[begin Data to process]
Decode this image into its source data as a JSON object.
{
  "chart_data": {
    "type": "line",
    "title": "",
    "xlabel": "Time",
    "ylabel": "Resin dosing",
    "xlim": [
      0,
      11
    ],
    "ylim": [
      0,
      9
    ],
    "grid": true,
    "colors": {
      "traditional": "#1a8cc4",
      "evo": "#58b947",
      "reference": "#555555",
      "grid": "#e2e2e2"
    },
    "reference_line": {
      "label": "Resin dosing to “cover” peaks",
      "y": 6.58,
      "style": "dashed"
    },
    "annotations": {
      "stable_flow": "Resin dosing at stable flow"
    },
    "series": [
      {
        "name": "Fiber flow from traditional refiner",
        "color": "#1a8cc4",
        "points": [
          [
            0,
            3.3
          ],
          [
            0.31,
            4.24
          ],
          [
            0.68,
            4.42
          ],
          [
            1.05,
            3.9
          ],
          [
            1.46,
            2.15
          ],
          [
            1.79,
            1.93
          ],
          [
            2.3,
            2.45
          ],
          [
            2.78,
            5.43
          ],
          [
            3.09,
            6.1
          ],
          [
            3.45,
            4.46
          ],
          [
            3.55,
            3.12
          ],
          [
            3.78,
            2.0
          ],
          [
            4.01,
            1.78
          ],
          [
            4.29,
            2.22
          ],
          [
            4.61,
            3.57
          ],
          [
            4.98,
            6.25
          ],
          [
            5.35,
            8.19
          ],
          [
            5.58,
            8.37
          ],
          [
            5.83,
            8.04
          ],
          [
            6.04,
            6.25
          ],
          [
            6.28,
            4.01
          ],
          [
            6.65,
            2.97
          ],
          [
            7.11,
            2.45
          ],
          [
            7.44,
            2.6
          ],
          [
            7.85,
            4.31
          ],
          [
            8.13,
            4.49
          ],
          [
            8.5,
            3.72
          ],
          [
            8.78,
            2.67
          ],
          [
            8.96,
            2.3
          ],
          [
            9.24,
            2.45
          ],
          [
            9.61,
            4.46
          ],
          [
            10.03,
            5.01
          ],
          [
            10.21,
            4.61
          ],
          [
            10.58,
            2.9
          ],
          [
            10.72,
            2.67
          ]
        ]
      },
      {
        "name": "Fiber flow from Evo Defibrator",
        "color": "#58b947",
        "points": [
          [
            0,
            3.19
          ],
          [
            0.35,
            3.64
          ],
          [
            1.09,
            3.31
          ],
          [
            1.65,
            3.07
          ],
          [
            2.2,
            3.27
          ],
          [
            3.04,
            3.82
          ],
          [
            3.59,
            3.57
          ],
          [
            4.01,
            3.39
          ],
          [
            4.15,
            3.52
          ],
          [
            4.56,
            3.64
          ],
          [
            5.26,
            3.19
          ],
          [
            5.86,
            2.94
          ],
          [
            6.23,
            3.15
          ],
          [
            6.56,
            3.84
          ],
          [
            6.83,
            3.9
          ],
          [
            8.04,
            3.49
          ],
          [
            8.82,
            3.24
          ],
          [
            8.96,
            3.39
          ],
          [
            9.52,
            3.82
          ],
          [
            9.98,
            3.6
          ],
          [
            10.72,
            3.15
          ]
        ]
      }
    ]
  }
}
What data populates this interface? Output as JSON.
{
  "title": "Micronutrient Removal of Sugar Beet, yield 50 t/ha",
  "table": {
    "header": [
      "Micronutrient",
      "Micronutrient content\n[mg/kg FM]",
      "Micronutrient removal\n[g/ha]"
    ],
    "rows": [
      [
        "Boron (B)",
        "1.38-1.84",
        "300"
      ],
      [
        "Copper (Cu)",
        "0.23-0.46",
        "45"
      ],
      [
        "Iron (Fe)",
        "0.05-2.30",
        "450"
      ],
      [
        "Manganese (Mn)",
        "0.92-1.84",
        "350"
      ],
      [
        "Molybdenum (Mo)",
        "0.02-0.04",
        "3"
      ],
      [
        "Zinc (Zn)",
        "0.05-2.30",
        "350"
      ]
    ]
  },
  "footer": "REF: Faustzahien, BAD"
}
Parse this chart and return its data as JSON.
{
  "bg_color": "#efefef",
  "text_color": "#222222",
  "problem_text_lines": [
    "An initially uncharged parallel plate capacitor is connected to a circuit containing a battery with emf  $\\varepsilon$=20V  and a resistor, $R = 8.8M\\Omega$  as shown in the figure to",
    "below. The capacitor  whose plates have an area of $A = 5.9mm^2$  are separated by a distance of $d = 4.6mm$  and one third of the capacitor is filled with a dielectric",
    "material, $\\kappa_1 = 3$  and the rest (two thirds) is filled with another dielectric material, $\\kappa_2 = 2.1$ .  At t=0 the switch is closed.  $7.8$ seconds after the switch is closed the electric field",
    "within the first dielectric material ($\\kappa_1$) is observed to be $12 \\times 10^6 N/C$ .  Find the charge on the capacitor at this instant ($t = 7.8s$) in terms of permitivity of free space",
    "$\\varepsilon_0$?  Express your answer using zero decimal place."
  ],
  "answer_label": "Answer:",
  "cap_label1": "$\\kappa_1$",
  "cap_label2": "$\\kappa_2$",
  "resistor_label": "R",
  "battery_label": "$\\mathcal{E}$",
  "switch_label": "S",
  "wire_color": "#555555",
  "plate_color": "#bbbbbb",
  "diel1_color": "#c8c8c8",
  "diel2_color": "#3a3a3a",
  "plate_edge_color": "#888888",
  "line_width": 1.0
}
[end Data to process]
* **Problem to work on**:
Find all lines holding the string "Micronutrient" and copy them.

* **Reply**:
  "title": "Micronutrient Removal of Sugar Beet, yield 50 t/ha",
      "Micronutrient",
      "Micronutrient content\n[mg/kg FM]",
      "Micronutrient removal\n[g/ha]"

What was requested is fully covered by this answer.